TO BE DONE:
Write out, precisely and in full, each line of the material.

Data excerpts:
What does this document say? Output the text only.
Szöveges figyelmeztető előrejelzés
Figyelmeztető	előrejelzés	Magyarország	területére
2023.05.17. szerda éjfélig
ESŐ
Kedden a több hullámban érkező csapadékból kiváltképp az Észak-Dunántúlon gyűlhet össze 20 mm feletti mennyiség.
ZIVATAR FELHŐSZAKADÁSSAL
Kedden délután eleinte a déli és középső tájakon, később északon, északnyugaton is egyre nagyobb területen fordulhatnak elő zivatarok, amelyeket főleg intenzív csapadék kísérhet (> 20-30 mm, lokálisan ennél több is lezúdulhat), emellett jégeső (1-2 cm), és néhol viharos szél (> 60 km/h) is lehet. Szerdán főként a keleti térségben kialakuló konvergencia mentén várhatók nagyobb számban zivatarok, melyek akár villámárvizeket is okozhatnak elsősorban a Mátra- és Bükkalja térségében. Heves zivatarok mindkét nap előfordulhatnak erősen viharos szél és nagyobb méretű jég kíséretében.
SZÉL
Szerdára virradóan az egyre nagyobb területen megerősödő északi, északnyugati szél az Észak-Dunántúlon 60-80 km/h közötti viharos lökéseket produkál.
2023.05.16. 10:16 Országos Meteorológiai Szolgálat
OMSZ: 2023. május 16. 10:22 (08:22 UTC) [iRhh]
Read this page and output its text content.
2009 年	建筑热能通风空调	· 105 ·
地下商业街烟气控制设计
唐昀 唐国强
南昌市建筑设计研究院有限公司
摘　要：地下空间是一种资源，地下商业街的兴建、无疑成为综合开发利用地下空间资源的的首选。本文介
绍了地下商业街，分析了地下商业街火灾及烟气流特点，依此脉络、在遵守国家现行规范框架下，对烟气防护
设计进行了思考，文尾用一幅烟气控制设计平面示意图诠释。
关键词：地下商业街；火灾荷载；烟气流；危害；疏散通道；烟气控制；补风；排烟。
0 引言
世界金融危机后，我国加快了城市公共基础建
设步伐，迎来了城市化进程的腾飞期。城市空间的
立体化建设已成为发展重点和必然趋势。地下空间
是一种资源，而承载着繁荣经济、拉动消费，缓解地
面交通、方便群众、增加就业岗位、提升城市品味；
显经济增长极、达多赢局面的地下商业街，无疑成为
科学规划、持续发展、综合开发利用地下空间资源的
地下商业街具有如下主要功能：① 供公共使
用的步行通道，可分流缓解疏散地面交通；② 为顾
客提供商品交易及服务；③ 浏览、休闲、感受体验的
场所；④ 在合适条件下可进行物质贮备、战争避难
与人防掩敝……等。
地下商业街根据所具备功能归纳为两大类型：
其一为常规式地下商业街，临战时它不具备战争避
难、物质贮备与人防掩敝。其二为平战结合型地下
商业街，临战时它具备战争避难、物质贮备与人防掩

SOLUTION FOR THIS PROBLEM:
What does this document say? Output the text only.
Szöveges figyelmeztető előrejelzés
Figyelmeztető	előrejelzés	Magyarország	területére
2023.05.17. szerda éjfélig
ESŐ
Kedden a több hullámban érkező csapadékból kiváltképp az Észak-Dunántúlon gyűlhet össze 20 mm feletti mennyiség.
ZIVATAR FELHŐSZAKADÁSSAL
Kedden délután eleinte a déli és középső tájakon, később északon, északnyugaton is egyre nagyobb területen fordulhatnak elő zivatarok, amelyeket főleg intenzív csapadék kísérhet (> 20-30 mm, lokálisan ennél több is lezúdulhat), emellett jégeső (1-2 cm), és néhol viharos szél (> 60 km/h) is lehet. Szerdán főként a keleti térségben kialakuló konvergencia mentén várhatók nagyobb számban zivatarok, melyek akár villámárvizeket is okozhatnak elsősorban a Mátra- és Bükkalja térségében. Heves zivatarok mindkét nap előfordulhatnak erősen viharos szél és nagyobb méretű jég kíséretében.
SZÉL
Szerdára virradóan az egyre nagyobb területen megerősödő északi, északnyugati szél az Észak-Dunántúlon 60-80 km/h közötti viharos lökéseket produkál.
2023.05.16. 10:16 Országos Meteorológiai Szolgálat
OMSZ: 2023. május 16. 10:22 (08:22 UTC) [iRhh]
Read this page and output its text content.
2009 年	建筑热能通风空调	· 105 ·
地下商业街烟气控制设计
唐昀 唐国强
南昌市建筑设计研究院有限公司
摘　要：地下空间是一种资源，地下商业街的兴建、无疑成为综合开发利用地下空间资源的的首选。本文介
绍了地下商业街，分析了地下商业街火灾及烟气流特点，依此脉络、在遵守国家现行规范框架下，对烟气防护
设计进行了思考，文尾用一幅烟气控制设计平面示意图诠释。
关键词：地下商业街；火灾荷载；烟气流；危害；疏散通道；烟气控制；补风；排烟。
0 引言
世界金融危机后，我国加快了城市公共基础建
设步伐，迎来了城市化进程的腾飞期。城市空间的
立体化建设已成为发展重点和必然趋势。地下空间
是一种资源，而承载着繁荣经济、拉动消费，缓解地
面交通、方便群众、增加就业岗位、提升城市品味；
显经济增长极、达多赢局面的地下商业街，无疑成为
科学规划、持续发展、综合开发利用地下空间资源的
地下商业街具有如下主要功能：① 供公共使
用的步行通道，可分流缓解疏散地面交通；② 为顾
客提供商品交易及服务；③ 浏览、休闲、感受体验的
场所；④ 在合适条件下可进行物质贮备、战争避难
与人防掩敝……等。
地下商业街根据所具备功能归纳为两大类型：
其一为常规式地下商业街，临战时它不具备战争避
难、物质贮备与人防掩敝。其二为平战结合型地下
商业街，临战时它具备战争避难、物质贮备与人防掩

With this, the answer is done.